● **Items**:
● ● ● ● ● ● ●

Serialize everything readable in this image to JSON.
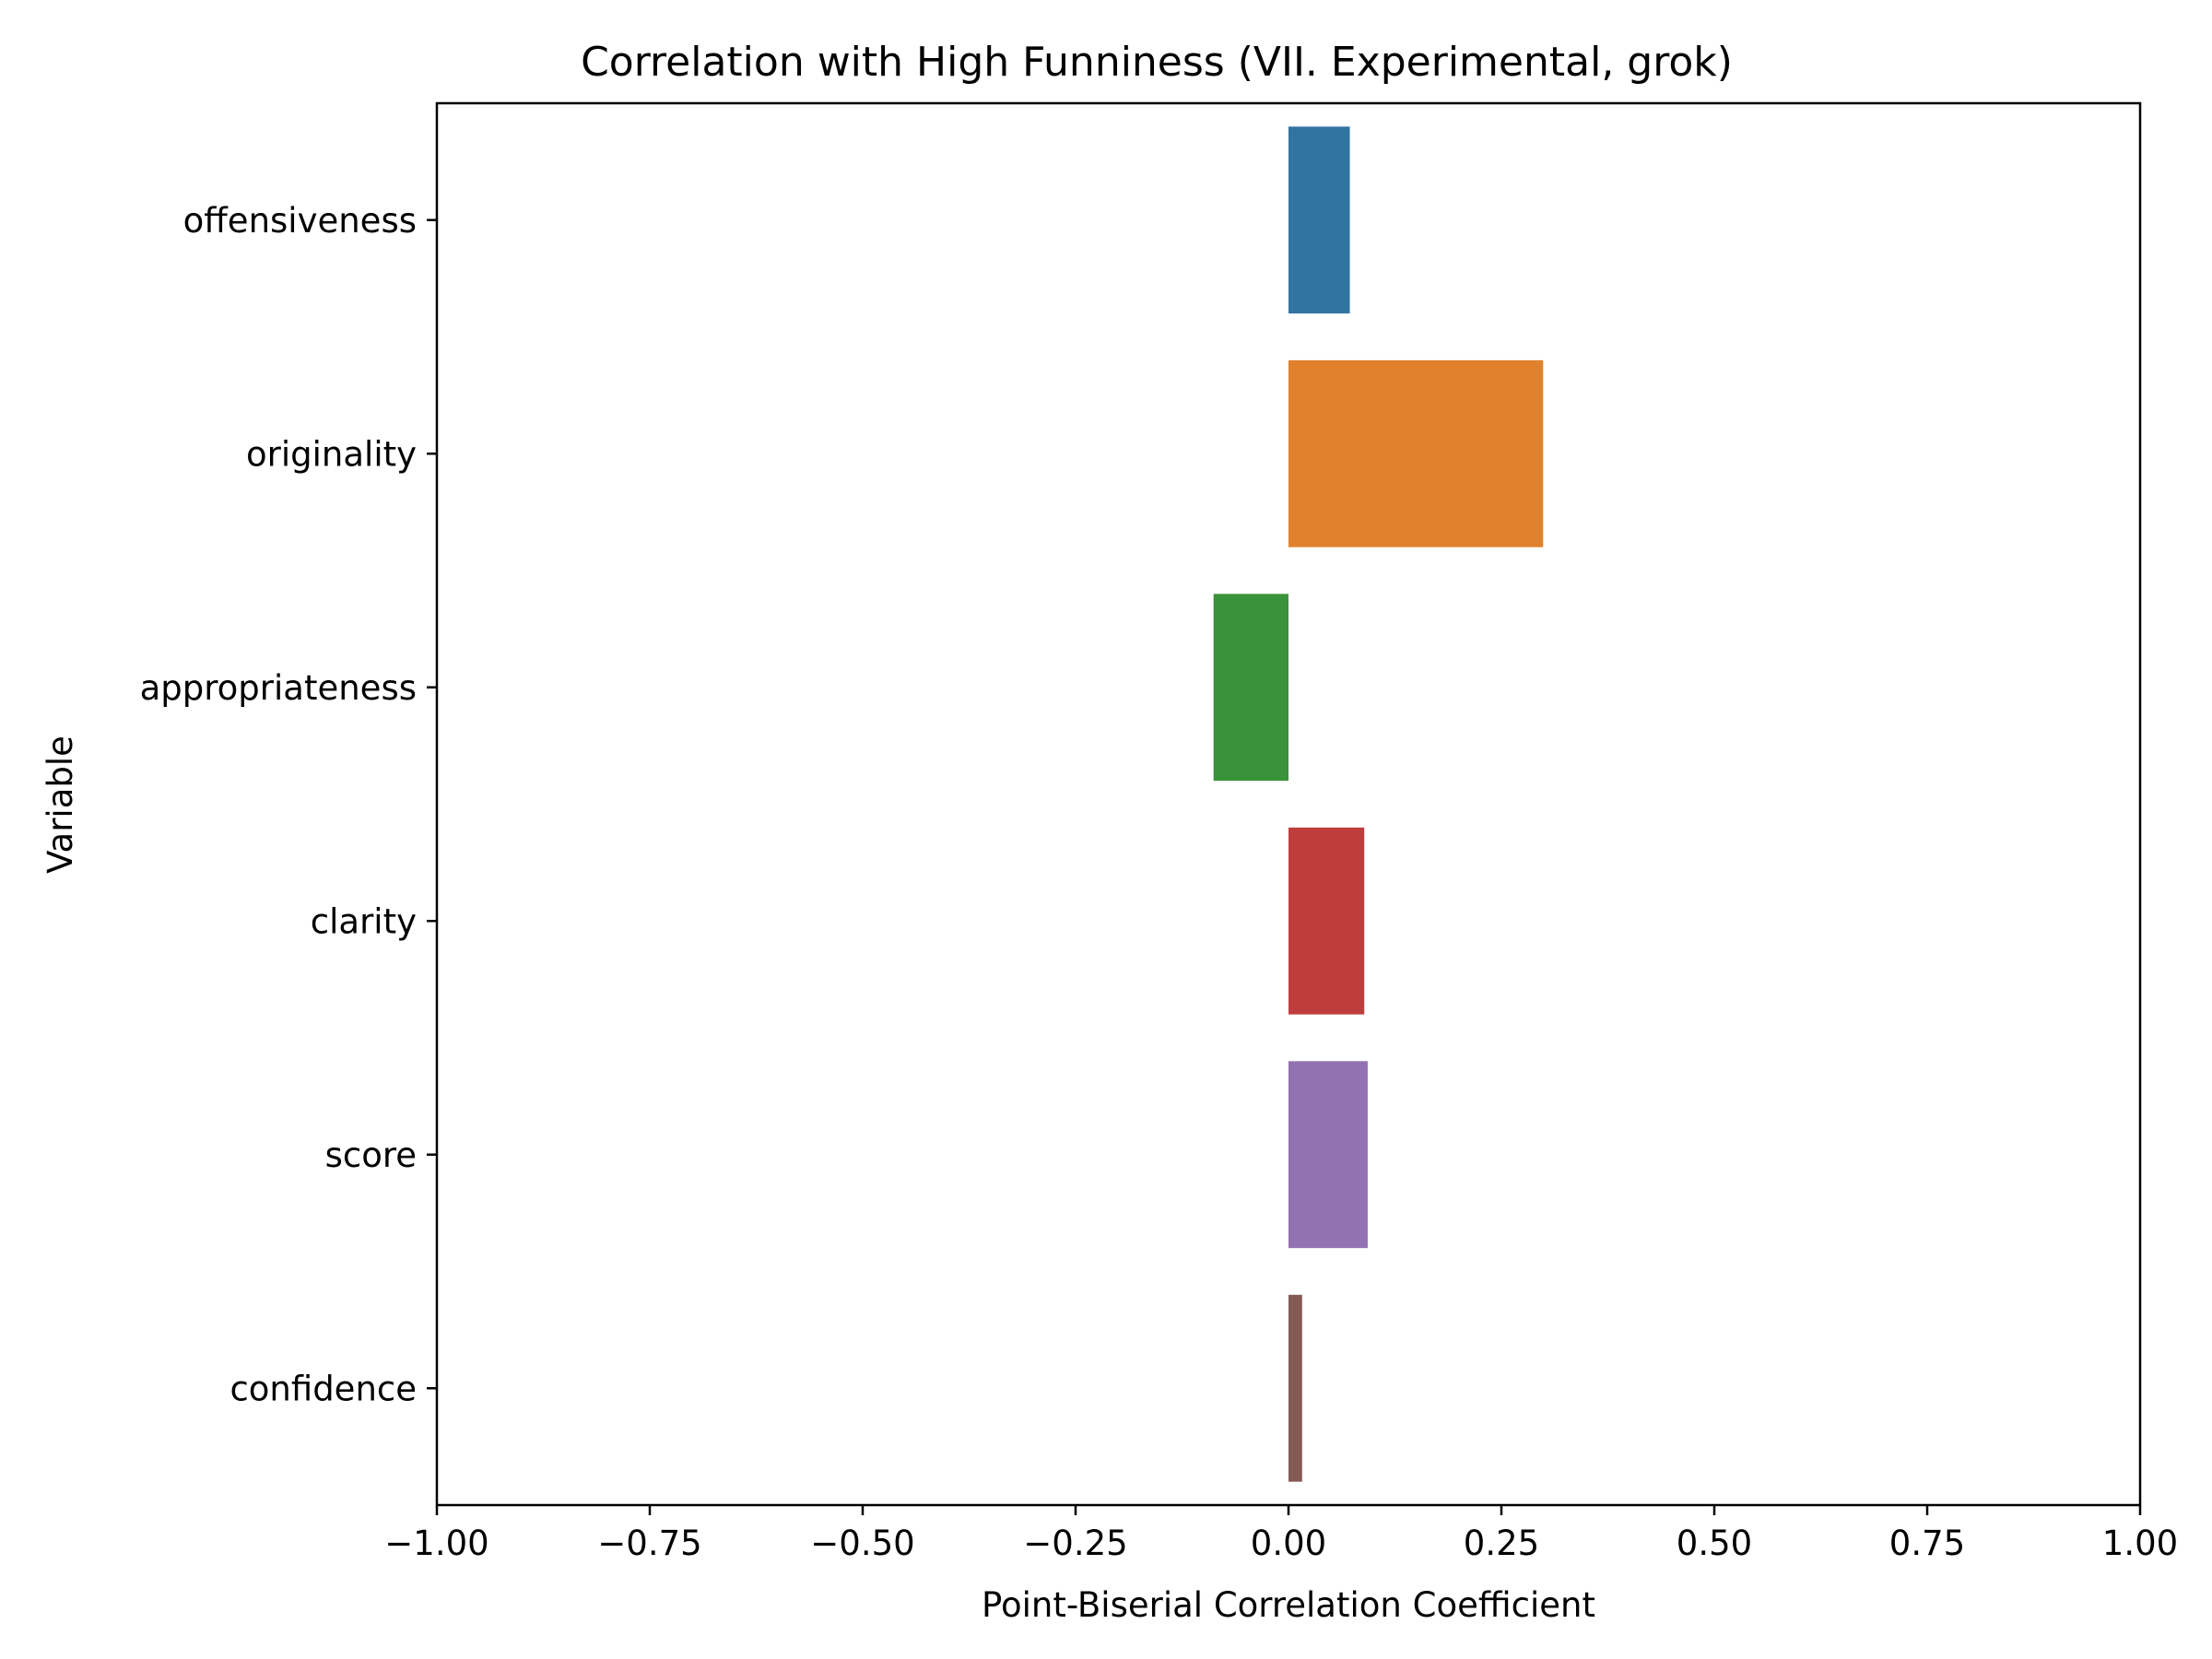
{
  "chart_data": {
    "type": "bar",
    "orientation": "horizontal",
    "title": "Correlation with High Funniness (VII. Experimental, grok)",
    "xlabel": "Point-Biserial Correlation Coefficient",
    "ylabel": "Variable",
    "xlim": [
      -1.0,
      1.0
    ],
    "x_ticks": [
      -1.0,
      -0.75,
      -0.5,
      -0.25,
      0.0,
      0.25,
      0.5,
      0.75,
      1.0
    ],
    "x_tick_labels": [
      "−1.00",
      "−0.75",
      "−0.50",
      "−0.25",
      "0.00",
      "0.25",
      "0.50",
      "0.75",
      "1.00"
    ],
    "categories": [
      "offensiveness",
      "originality",
      "appropriateness",
      "clarity",
      "score",
      "confidence"
    ],
    "values": [
      0.072,
      0.299,
      -0.088,
      0.089,
      0.093,
      0.016
    ],
    "colors": [
      "#3274a1",
      "#e1812c",
      "#3a923a",
      "#c03d3e",
      "#9372b2",
      "#845b53"
    ],
    "grid": false,
    "legend": "none"
  }
}
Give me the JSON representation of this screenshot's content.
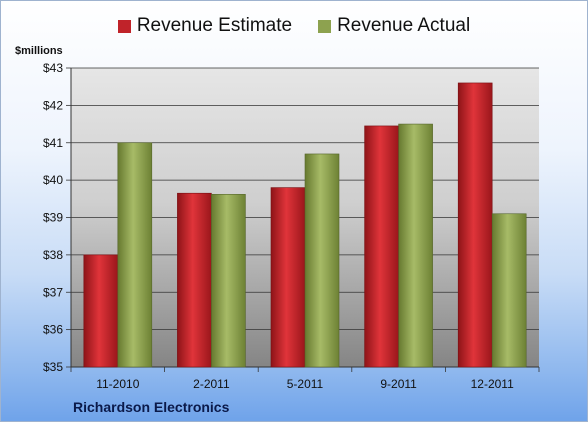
{
  "colors": {
    "estimate": "#c0232a",
    "actual": "#8da24f",
    "plot_bg_top": "#e3e3e3",
    "plot_bg_bottom": "#8a8a8a"
  },
  "company": "Richardson Electronics",
  "chart_data": {
    "type": "bar",
    "title": "",
    "ylabel": "$millions",
    "xlabel": "",
    "ylim": [
      35,
      43
    ],
    "yticks": [
      "$35",
      "$36",
      "$37",
      "$38",
      "$39",
      "$40",
      "$41",
      "$42",
      "$43"
    ],
    "categories": [
      "11-2010",
      "2-2011",
      "5-2011",
      "9-2011",
      "12-2011"
    ],
    "series": [
      {
        "name": "Revenue Estimate",
        "values": [
          38.0,
          39.65,
          39.8,
          41.45,
          42.6
        ]
      },
      {
        "name": "Revenue Actual",
        "values": [
          41.0,
          39.62,
          40.7,
          41.5,
          39.1
        ]
      }
    ],
    "legend": "top-center",
    "grid": true
  }
}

● ● ● ● ● ● ●

● **What you have to do**: Write out all the records again, exactly, minus any pictures.

● **Completed task**:
Serialize everything readable in this image to JSON.
{
  "chart_data": {
    "type": "bar",
    "orientation": "horizontal",
    "title": "Correlation with High Funniness (VII. Experimental, grok)",
    "xlabel": "Point-Biserial Correlation Coefficient",
    "ylabel": "Variable",
    "xlim": [
      -1.0,
      1.0
    ],
    "x_ticks": [
      -1.0,
      -0.75,
      -0.5,
      -0.25,
      0.0,
      0.25,
      0.5,
      0.75,
      1.0
    ],
    "x_tick_labels": [
      "−1.00",
      "−0.75",
      "−0.50",
      "−0.25",
      "0.00",
      "0.25",
      "0.50",
      "0.75",
      "1.00"
    ],
    "categories": [
      "offensiveness",
      "originality",
      "appropriateness",
      "clarity",
      "score",
      "confidence"
    ],
    "values": [
      0.072,
      0.299,
      -0.088,
      0.089,
      0.093,
      0.016
    ],
    "colors": [
      "#3274a1",
      "#e1812c",
      "#3a923a",
      "#c03d3e",
      "#9372b2",
      "#845b53"
    ],
    "grid": false,
    "legend": "none"
  }
}
Give me the JSON representation of this screenshot's content.
{
  "colors": {
    "estimate": "#c0232a",
    "actual": "#8da24f",
    "plot_bg_top": "#e3e3e3",
    "plot_bg_bottom": "#8a8a8a"
  },
  "company": "Richardson Electronics",
  "chart_data": {
    "type": "bar",
    "title": "",
    "ylabel": "$millions",
    "xlabel": "",
    "ylim": [
      35,
      43
    ],
    "yticks": [
      "$35",
      "$36",
      "$37",
      "$38",
      "$39",
      "$40",
      "$41",
      "$42",
      "$43"
    ],
    "categories": [
      "11-2010",
      "2-2011",
      "5-2011",
      "9-2011",
      "12-2011"
    ],
    "series": [
      {
        "name": "Revenue Estimate",
        "values": [
          38.0,
          39.65,
          39.8,
          41.45,
          42.6
        ]
      },
      {
        "name": "Revenue Actual",
        "values": [
          41.0,
          39.62,
          40.7,
          41.5,
          39.1
        ]
      }
    ],
    "legend": "top-center",
    "grid": true
  }
}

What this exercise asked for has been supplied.